TO BE DONE =>
Repeat every line of the data exactly, but not the pictures.

Records from a data collection:

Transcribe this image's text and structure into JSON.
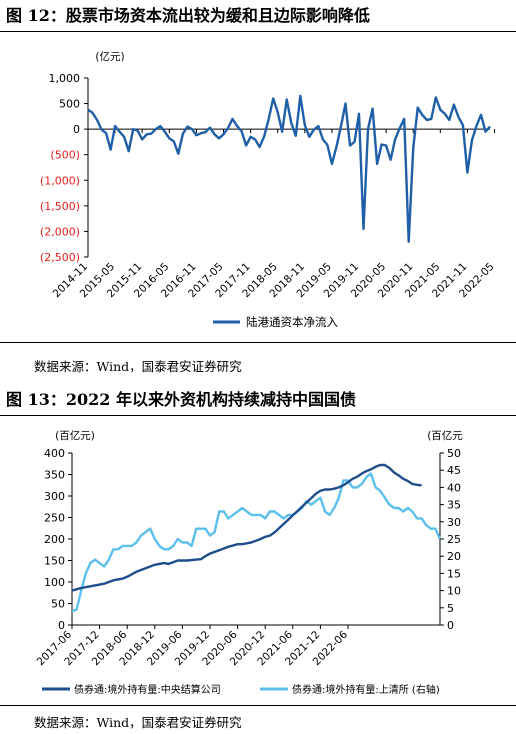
{
  "figure1": {
    "title": "图 12：股票市场资本流出较为缓和且边际影响降低",
    "source": "数据来源：Wind，国泰君安证券研究",
    "unit_label": "(亿元)",
    "legend_label": "陆港通资本净流入",
    "colors": {
      "line": "#1f5fa8",
      "negative_ticks": "#e8201c",
      "positive_ticks": "#000000"
    }
  },
  "figure2": {
    "title": "图 13：2022 年以来外资机构持续减持中国国债",
    "source": "数据来源：Wind，国泰君安证券研究",
    "left_unit_label": "(百亿元)",
    "right_unit_label": "(百亿元",
    "legend_labels": [
      "债券通:境外持有量:中央结算公司",
      "债券通:境外持有量:上清所 (右轴)"
    ],
    "colors": {
      "series1": "#1f4e8c",
      "series2": "#5bc0eb"
    }
  },
  "chart_data": [
    {
      "type": "line",
      "ylim": [
        -2500,
        1000
      ],
      "yticks": [
        1000,
        500,
        0,
        -500,
        -1000,
        -1500,
        -2000,
        -2500
      ],
      "ytick_labels": [
        "1,000",
        "500",
        "0",
        "(500)",
        "(1,000)",
        "(1,500)",
        "(2,000)",
        "(2,500)"
      ],
      "xtick_labels": [
        "2014-11",
        "2015-05",
        "2015-11",
        "2016-05",
        "2016-11",
        "2017-05",
        "2017-11",
        "2018-05",
        "2018-11",
        "2019-05",
        "2019-11",
        "2020-05",
        "2020-11",
        "2021-05",
        "2021-11",
        "2022-05"
      ],
      "series": [
        {
          "name": "陆港通资本净流入",
          "start": "2014-11",
          "values": [
            380,
            320,
            180,
            -10,
            -80,
            -400,
            60,
            -50,
            -150,
            -430,
            0,
            -30,
            -200,
            -100,
            -90,
            0,
            60,
            -50,
            -180,
            -240,
            -480,
            -90,
            50,
            0,
            -120,
            -80,
            -60,
            30,
            -100,
            -180,
            -100,
            20,
            200,
            60,
            -40,
            -320,
            -150,
            -200,
            -350,
            -140,
            200,
            600,
            330,
            -50,
            580,
            120,
            -130,
            650,
            80,
            -150,
            -10,
            60,
            -200,
            -310,
            -680,
            -350,
            50,
            500,
            -320,
            -250,
            300,
            -1950,
            0,
            400,
            -680,
            -300,
            -320,
            -600,
            -200,
            20,
            200,
            -2200,
            -380,
            420,
            280,
            180,
            200,
            620,
            380,
            300,
            180,
            480,
            240,
            80,
            -850,
            -220,
            60,
            280,
            -50,
            50
          ]
        }
      ]
    },
    {
      "type": "line",
      "ylim": [
        0,
        400
      ],
      "y2lim": [
        0,
        50
      ],
      "yticks": [
        0,
        50,
        100,
        150,
        200,
        250,
        300,
        350,
        400
      ],
      "y2ticks": [
        0,
        5,
        10,
        15,
        20,
        25,
        30,
        35,
        40,
        45,
        50
      ],
      "xtick_labels": [
        "2017-06",
        "2017-12",
        "2018-06",
        "2018-12",
        "2019-06",
        "2019-12",
        "2020-06",
        "2020-12",
        "2021-06",
        "2021-12",
        "2022-06"
      ],
      "series": [
        {
          "name": "债券通:境外持有量:中央结算公司",
          "axis": "left",
          "start": "2017-06",
          "values": [
            80,
            83,
            86,
            88,
            90,
            92,
            94,
            96,
            100,
            104,
            106,
            108,
            112,
            118,
            124,
            128,
            132,
            136,
            140,
            142,
            144,
            142,
            146,
            150,
            150,
            150,
            151,
            152,
            153,
            160,
            166,
            170,
            174,
            178,
            182,
            185,
            188,
            188,
            190,
            192,
            196,
            200,
            205,
            208,
            215,
            225,
            235,
            245,
            255,
            265,
            275,
            285,
            295,
            305,
            312,
            315,
            315,
            317,
            320,
            325,
            332,
            340,
            345,
            352,
            358,
            362,
            368,
            372,
            372,
            365,
            355,
            348,
            340,
            335,
            328,
            326,
            325
          ]
        },
        {
          "name": "债券通:境外持有量:上清所 (右轴)",
          "axis": "right",
          "start": "2017-06",
          "values": [
            4,
            4.5,
            10,
            15,
            18,
            19,
            18,
            17,
            19,
            22,
            22,
            23,
            23,
            23,
            24,
            26,
            27,
            28,
            25,
            23,
            22,
            22,
            23,
            25,
            24,
            24,
            23,
            28,
            28,
            28,
            26,
            27,
            33,
            33,
            31,
            32,
            33,
            34,
            33,
            32,
            32,
            32,
            31,
            33,
            33,
            32,
            31,
            32,
            32,
            33,
            34,
            36,
            35,
            36,
            37,
            33,
            32,
            34,
            37,
            42,
            42,
            40,
            40,
            41,
            43,
            44,
            40,
            39,
            37,
            35,
            34,
            34,
            33,
            34,
            33,
            31,
            31,
            29,
            28,
            28,
            25
          ]
        }
      ]
    }
  ]
}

FULL RESPONSE =>
Transcribe this image's text and structure into JSON.
{
  "figure1": {
    "title": "图 12：股票市场资本流出较为缓和且边际影响降低",
    "source": "数据来源：Wind，国泰君安证券研究",
    "unit_label": "(亿元)",
    "legend_label": "陆港通资本净流入",
    "colors": {
      "line": "#1f5fa8",
      "negative_ticks": "#e8201c",
      "positive_ticks": "#000000"
    }
  },
  "figure2": {
    "title": "图 13：2022 年以来外资机构持续减持中国国债",
    "source": "数据来源：Wind，国泰君安证券研究",
    "left_unit_label": "(百亿元)",
    "right_unit_label": "(百亿元",
    "legend_labels": [
      "债券通:境外持有量:中央结算公司",
      "债券通:境外持有量:上清所 (右轴)"
    ],
    "colors": {
      "series1": "#1f4e8c",
      "series2": "#5bc0eb"
    }
  },
  "chart_data": [
    {
      "type": "line",
      "ylim": [
        -2500,
        1000
      ],
      "yticks": [
        1000,
        500,
        0,
        -500,
        -1000,
        -1500,
        -2000,
        -2500
      ],
      "ytick_labels": [
        "1,000",
        "500",
        "0",
        "(500)",
        "(1,000)",
        "(1,500)",
        "(2,000)",
        "(2,500)"
      ],
      "xtick_labels": [
        "2014-11",
        "2015-05",
        "2015-11",
        "2016-05",
        "2016-11",
        "2017-05",
        "2017-11",
        "2018-05",
        "2018-11",
        "2019-05",
        "2019-11",
        "2020-05",
        "2020-11",
        "2021-05",
        "2021-11",
        "2022-05"
      ],
      "series": [
        {
          "name": "陆港通资本净流入",
          "start": "2014-11",
          "values": [
            380,
            320,
            180,
            -10,
            -80,
            -400,
            60,
            -50,
            -150,
            -430,
            0,
            -30,
            -200,
            -100,
            -90,
            0,
            60,
            -50,
            -180,
            -240,
            -480,
            -90,
            50,
            0,
            -120,
            -80,
            -60,
            30,
            -100,
            -180,
            -100,
            20,
            200,
            60,
            -40,
            -320,
            -150,
            -200,
            -350,
            -140,
            200,
            600,
            330,
            -50,
            580,
            120,
            -130,
            650,
            80,
            -150,
            -10,
            60,
            -200,
            -310,
            -680,
            -350,
            50,
            500,
            -320,
            -250,
            300,
            -1950,
            0,
            400,
            -680,
            -300,
            -320,
            -600,
            -200,
            20,
            200,
            -2200,
            -380,
            420,
            280,
            180,
            200,
            620,
            380,
            300,
            180,
            480,
            240,
            80,
            -850,
            -220,
            60,
            280,
            -50,
            50
          ]
        }
      ]
    },
    {
      "type": "line",
      "ylim": [
        0,
        400
      ],
      "y2lim": [
        0,
        50
      ],
      "yticks": [
        0,
        50,
        100,
        150,
        200,
        250,
        300,
        350,
        400
      ],
      "y2ticks": [
        0,
        5,
        10,
        15,
        20,
        25,
        30,
        35,
        40,
        45,
        50
      ],
      "xtick_labels": [
        "2017-06",
        "2017-12",
        "2018-06",
        "2018-12",
        "2019-06",
        "2019-12",
        "2020-06",
        "2020-12",
        "2021-06",
        "2021-12",
        "2022-06"
      ],
      "series": [
        {
          "name": "债券通:境外持有量:中央结算公司",
          "axis": "left",
          "start": "2017-06",
          "values": [
            80,
            83,
            86,
            88,
            90,
            92,
            94,
            96,
            100,
            104,
            106,
            108,
            112,
            118,
            124,
            128,
            132,
            136,
            140,
            142,
            144,
            142,
            146,
            150,
            150,
            150,
            151,
            152,
            153,
            160,
            166,
            170,
            174,
            178,
            182,
            185,
            188,
            188,
            190,
            192,
            196,
            200,
            205,
            208,
            215,
            225,
            235,
            245,
            255,
            265,
            275,
            285,
            295,
            305,
            312,
            315,
            315,
            317,
            320,
            325,
            332,
            340,
            345,
            352,
            358,
            362,
            368,
            372,
            372,
            365,
            355,
            348,
            340,
            335,
            328,
            326,
            325
          ]
        },
        {
          "name": "债券通:境外持有量:上清所 (右轴)",
          "axis": "right",
          "start": "2017-06",
          "values": [
            4,
            4.5,
            10,
            15,
            18,
            19,
            18,
            17,
            19,
            22,
            22,
            23,
            23,
            23,
            24,
            26,
            27,
            28,
            25,
            23,
            22,
            22,
            23,
            25,
            24,
            24,
            23,
            28,
            28,
            28,
            26,
            27,
            33,
            33,
            31,
            32,
            33,
            34,
            33,
            32,
            32,
            32,
            31,
            33,
            33,
            32,
            31,
            32,
            32,
            33,
            34,
            36,
            35,
            36,
            37,
            33,
            32,
            34,
            37,
            42,
            42,
            40,
            40,
            41,
            43,
            44,
            40,
            39,
            37,
            35,
            34,
            34,
            33,
            34,
            33,
            31,
            31,
            29,
            28,
            28,
            25
          ]
        }
      ]
    }
  ]
}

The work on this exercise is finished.